Dataset extract:
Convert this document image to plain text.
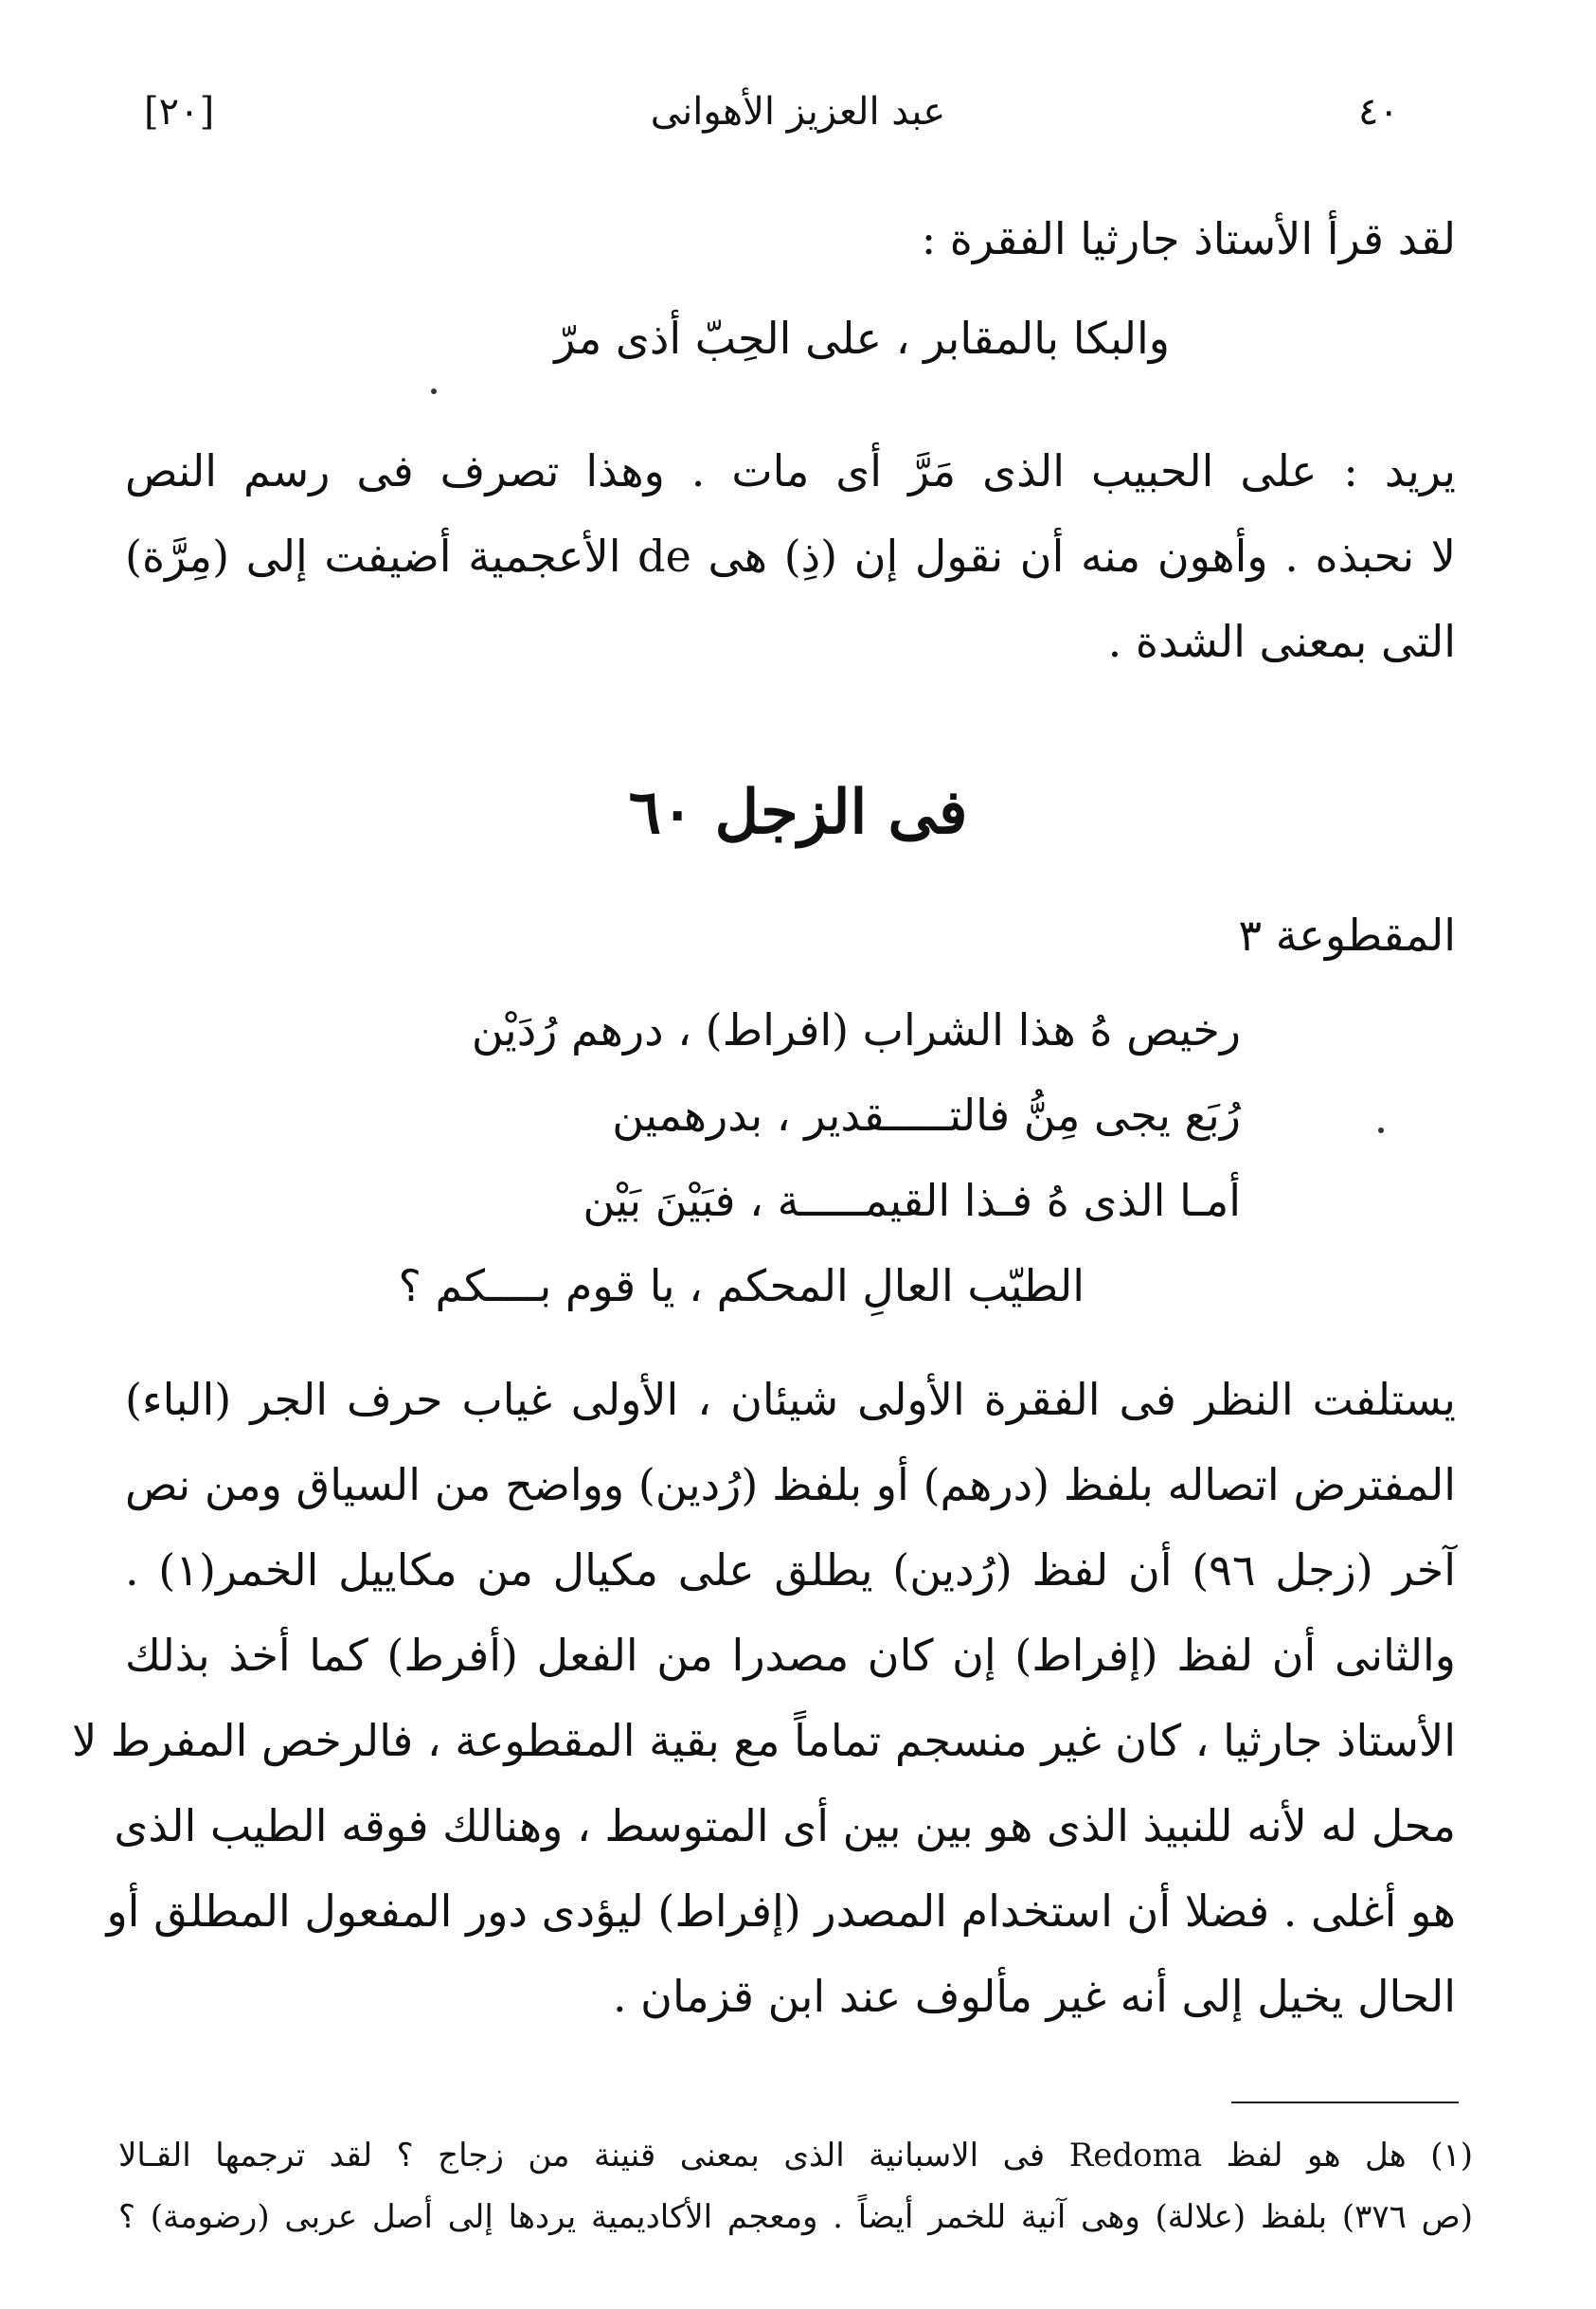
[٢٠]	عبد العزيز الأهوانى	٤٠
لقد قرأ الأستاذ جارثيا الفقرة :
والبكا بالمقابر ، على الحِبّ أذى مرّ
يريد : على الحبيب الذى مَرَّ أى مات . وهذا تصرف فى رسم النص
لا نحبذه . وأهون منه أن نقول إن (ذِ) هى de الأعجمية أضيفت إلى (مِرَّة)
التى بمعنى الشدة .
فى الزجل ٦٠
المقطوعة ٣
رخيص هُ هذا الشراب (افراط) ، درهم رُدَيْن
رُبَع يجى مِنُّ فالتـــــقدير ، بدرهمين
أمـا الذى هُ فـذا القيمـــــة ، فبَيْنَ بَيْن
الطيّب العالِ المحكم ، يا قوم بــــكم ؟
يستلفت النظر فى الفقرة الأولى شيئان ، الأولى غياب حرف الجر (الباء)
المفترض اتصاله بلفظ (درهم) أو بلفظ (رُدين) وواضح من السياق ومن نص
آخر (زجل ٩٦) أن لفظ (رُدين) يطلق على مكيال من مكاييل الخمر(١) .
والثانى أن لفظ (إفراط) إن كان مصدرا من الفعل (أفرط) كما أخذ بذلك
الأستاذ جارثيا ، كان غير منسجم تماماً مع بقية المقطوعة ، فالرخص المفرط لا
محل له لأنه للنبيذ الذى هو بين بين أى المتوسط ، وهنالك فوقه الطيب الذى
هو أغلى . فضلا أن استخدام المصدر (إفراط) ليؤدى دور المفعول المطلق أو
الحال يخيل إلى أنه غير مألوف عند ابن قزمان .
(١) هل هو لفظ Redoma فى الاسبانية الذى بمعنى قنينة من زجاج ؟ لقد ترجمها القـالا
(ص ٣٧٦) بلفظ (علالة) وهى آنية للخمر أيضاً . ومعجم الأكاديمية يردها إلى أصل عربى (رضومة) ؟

Aim of the task: Among the entries above, how many lines include the word "جارثيا"? Reply with the number only.

Exercise response: 2